======== INFORMATION PROVIDED
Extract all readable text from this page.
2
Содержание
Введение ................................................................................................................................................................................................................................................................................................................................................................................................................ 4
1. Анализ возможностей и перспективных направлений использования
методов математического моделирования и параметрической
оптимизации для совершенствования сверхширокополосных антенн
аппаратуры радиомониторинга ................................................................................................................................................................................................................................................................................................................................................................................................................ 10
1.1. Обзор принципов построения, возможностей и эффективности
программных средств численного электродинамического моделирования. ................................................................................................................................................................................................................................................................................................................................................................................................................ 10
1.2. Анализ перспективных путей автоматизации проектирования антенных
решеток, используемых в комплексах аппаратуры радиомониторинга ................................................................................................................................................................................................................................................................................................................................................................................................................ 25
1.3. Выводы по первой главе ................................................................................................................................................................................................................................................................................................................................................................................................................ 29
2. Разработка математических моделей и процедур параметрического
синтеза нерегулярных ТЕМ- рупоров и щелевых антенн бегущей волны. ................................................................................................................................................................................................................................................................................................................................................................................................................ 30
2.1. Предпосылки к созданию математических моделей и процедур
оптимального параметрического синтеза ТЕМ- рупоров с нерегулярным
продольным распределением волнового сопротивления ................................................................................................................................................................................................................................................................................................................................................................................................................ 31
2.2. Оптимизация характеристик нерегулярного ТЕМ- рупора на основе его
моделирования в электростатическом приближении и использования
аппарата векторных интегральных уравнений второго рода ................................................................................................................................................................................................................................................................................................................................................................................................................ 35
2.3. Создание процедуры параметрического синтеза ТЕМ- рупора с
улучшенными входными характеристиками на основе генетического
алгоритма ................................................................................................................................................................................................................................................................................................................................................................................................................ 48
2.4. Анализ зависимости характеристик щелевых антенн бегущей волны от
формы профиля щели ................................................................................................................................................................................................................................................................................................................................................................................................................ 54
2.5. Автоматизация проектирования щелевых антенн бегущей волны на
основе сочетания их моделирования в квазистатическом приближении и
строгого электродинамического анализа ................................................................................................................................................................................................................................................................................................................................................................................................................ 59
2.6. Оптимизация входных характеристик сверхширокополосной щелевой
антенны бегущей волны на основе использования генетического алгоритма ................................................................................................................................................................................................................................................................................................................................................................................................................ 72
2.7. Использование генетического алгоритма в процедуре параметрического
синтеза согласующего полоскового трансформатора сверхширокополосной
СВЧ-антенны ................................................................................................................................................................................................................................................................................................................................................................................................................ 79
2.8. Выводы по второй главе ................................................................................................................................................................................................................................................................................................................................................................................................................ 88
================
### GOAL OF THE EXERCISE
Look through the entries above; copy each line where the string "электродинамического" appears.

### TASK OUTPUT
программных средств численного электродинамического моделирования. ................................................................................................................................................................................................................................................................................................................................................................................................................ 10
строгого электродинамического анализа ................................................................................................................................................................................................................................................................................................................................................................................................................ 59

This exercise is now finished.